-- begin Records to use --

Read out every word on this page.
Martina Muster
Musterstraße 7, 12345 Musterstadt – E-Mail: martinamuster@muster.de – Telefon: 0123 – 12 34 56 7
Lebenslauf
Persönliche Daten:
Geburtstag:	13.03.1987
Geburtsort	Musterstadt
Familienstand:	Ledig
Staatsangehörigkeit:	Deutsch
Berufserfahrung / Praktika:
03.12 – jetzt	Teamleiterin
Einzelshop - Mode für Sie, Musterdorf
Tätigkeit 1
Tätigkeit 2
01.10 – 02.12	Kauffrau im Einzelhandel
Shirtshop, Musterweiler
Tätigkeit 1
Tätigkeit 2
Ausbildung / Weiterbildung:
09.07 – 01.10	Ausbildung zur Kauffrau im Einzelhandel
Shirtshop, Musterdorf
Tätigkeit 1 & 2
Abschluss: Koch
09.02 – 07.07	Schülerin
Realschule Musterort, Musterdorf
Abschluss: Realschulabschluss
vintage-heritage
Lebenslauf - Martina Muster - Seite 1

-- end Records to use --
-- begin Records to use --

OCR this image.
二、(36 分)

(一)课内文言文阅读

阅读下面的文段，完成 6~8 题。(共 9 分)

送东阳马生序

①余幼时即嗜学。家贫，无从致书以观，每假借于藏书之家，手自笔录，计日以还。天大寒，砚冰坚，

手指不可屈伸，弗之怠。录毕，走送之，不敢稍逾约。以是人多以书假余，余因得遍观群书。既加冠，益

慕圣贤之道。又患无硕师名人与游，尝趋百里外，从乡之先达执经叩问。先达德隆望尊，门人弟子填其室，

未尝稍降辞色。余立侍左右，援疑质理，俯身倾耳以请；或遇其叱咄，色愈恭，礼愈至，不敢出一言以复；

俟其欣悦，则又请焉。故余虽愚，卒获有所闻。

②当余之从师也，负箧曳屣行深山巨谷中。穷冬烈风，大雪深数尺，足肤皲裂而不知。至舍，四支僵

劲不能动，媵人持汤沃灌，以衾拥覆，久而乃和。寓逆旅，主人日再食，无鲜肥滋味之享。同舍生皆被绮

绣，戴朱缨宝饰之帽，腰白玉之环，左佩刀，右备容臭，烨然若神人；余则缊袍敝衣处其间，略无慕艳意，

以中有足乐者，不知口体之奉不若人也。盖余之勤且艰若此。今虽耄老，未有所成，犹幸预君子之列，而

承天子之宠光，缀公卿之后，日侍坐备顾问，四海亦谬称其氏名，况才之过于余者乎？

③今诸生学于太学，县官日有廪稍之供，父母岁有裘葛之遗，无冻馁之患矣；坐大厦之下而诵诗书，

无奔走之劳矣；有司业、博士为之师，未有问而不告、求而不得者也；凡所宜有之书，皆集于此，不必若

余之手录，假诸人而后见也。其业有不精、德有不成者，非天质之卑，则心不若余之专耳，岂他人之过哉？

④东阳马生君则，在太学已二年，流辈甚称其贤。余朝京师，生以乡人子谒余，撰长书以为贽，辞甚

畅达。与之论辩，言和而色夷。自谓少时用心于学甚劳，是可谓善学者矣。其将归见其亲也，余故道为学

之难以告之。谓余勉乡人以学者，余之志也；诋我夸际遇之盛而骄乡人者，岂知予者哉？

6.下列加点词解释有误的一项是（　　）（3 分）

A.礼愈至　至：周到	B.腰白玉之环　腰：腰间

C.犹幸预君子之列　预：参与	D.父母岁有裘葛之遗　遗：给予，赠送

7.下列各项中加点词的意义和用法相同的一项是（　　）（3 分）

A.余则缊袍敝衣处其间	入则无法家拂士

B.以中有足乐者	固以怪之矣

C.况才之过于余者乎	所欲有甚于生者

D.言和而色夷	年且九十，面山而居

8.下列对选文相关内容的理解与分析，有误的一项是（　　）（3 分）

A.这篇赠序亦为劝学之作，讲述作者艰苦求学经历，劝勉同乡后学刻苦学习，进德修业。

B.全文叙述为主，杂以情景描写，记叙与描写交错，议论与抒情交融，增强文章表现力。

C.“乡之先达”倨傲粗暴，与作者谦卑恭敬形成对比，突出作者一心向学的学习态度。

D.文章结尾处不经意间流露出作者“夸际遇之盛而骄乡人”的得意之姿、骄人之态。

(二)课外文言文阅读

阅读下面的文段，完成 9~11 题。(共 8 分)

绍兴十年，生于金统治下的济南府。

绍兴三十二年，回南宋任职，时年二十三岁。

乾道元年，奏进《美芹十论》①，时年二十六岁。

-- end Records to use --

Task goal =
Copy out all lines where the word "阅读下面的文段" appears.

Correct result =
阅读下面的文段，完成 6~8 题。(共 9 分)
阅读下面的文段，完成 9~11 题。(共 8 分)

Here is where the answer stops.